Collect from the data below each line with "yerr".

(Raw records)
----
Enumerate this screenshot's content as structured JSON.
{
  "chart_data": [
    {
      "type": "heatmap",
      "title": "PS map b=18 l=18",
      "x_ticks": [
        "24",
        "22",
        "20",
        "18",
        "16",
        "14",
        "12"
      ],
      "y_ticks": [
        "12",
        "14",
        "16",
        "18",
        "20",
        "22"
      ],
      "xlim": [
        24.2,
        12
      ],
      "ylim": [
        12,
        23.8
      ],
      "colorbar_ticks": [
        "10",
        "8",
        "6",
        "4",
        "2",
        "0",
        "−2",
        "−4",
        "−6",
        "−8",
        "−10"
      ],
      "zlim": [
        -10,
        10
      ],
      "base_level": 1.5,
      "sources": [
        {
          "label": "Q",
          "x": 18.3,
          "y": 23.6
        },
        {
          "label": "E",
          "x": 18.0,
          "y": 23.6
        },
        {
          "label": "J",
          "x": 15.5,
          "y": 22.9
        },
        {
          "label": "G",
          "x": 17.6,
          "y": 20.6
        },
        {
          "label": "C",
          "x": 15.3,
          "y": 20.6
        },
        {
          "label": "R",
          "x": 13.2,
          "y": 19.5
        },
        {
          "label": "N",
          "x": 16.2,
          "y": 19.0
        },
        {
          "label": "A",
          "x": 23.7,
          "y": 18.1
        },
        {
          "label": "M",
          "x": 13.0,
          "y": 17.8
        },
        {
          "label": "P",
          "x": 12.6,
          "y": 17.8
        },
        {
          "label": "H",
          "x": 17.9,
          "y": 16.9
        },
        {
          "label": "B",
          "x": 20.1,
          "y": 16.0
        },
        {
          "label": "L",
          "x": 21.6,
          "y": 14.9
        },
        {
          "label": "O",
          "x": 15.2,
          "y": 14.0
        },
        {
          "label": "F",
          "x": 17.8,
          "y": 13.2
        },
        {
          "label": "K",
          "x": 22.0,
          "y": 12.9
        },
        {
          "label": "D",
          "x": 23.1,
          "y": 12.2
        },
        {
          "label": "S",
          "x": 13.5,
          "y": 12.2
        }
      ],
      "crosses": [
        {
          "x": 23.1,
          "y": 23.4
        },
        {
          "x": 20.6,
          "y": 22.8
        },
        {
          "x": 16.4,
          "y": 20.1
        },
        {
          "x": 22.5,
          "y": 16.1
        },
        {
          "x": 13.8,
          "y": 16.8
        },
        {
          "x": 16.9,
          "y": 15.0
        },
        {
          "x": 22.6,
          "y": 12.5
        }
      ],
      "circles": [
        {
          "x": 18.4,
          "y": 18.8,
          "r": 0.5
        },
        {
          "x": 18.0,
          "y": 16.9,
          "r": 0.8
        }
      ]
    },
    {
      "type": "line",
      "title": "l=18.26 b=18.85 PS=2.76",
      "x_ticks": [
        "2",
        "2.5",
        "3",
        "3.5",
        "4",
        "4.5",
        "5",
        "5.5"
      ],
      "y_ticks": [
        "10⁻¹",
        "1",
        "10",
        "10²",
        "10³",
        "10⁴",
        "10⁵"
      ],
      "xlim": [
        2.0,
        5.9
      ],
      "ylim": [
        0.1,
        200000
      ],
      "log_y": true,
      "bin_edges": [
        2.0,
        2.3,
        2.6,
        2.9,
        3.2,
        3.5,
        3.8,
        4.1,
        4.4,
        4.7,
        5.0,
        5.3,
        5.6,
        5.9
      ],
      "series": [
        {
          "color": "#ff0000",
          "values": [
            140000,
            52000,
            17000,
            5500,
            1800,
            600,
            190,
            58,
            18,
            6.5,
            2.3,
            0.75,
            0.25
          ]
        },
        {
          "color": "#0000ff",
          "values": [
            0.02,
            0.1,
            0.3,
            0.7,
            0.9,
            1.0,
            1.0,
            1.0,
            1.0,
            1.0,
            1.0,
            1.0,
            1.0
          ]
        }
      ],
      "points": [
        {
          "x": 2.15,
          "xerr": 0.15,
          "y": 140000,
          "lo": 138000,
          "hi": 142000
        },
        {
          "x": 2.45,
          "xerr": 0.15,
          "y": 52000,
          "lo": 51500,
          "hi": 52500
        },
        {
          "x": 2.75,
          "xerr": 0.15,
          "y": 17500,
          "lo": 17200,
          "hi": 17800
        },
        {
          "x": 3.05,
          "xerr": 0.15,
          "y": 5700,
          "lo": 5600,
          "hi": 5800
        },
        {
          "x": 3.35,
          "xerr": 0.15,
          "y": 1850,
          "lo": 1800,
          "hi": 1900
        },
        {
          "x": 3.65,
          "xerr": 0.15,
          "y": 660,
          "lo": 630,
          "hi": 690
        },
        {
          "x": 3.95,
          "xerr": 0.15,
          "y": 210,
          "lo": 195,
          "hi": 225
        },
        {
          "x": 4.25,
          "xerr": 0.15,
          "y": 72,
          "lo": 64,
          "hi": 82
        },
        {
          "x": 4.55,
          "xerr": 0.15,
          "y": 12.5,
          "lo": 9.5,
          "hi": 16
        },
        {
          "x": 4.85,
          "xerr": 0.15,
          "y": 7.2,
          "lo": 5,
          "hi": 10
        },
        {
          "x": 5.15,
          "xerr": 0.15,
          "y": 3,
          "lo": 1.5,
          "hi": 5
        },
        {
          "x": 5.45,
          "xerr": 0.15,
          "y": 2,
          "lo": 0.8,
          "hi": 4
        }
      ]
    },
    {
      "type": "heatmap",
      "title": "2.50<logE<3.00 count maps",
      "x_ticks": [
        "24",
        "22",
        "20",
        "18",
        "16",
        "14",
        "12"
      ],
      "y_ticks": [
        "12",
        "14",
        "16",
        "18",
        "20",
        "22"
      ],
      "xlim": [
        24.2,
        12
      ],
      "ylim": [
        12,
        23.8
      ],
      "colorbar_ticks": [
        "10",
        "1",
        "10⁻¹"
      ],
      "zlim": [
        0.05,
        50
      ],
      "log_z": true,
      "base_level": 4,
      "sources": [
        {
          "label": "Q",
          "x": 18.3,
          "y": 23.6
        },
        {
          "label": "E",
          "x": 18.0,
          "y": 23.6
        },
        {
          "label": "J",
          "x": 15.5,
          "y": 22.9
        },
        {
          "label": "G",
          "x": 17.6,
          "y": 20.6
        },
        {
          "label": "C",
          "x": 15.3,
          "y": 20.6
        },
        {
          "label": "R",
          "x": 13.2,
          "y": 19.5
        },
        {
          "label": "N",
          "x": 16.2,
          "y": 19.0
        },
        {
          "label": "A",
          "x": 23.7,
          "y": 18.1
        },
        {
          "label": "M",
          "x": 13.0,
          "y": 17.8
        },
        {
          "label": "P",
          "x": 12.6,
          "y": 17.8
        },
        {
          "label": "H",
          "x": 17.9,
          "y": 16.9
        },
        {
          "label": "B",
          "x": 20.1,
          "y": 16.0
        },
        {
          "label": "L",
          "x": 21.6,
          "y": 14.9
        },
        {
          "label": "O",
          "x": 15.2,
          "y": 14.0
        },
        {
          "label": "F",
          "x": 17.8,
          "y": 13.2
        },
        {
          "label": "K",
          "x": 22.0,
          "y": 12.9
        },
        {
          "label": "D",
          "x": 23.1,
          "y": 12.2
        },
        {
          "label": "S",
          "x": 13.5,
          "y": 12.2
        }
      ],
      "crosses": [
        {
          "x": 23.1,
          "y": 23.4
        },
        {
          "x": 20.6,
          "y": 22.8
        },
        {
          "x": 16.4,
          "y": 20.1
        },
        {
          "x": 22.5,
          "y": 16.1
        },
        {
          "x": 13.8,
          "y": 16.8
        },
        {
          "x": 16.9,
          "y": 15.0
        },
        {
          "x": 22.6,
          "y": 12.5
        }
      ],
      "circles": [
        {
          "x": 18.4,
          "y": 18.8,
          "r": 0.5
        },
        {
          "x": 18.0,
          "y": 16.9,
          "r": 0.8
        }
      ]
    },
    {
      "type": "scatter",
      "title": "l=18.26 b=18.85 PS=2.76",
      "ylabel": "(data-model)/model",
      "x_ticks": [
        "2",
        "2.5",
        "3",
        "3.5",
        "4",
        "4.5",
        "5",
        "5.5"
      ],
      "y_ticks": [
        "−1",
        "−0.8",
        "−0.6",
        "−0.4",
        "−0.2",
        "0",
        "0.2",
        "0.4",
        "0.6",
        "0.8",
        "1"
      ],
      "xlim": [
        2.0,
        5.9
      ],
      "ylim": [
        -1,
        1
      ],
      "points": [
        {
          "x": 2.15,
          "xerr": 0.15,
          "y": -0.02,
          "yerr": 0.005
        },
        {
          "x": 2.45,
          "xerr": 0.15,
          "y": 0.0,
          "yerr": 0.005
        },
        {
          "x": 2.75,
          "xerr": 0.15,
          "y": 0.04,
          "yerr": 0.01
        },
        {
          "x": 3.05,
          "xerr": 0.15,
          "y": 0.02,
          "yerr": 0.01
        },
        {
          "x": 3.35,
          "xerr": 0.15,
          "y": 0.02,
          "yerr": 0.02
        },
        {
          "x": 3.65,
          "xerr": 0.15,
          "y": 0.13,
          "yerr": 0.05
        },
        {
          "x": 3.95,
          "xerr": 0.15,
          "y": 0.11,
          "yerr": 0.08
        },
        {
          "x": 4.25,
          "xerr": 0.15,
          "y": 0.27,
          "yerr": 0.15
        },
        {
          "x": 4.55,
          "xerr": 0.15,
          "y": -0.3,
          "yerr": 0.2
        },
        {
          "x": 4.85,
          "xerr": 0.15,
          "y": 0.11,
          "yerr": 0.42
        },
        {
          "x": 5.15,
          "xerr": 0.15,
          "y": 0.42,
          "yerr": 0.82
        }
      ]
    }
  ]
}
----
**Answer**
          "yerr": 0.005
          "yerr": 0.005
          "yerr": 0.01
          "yerr": 0.01
          "yerr": 0.02
          "yerr": 0.05
          "yerr": 0.08
          "yerr": 0.15
          "yerr": 0.2
          "yerr": 0.42
          "yerr": 0.82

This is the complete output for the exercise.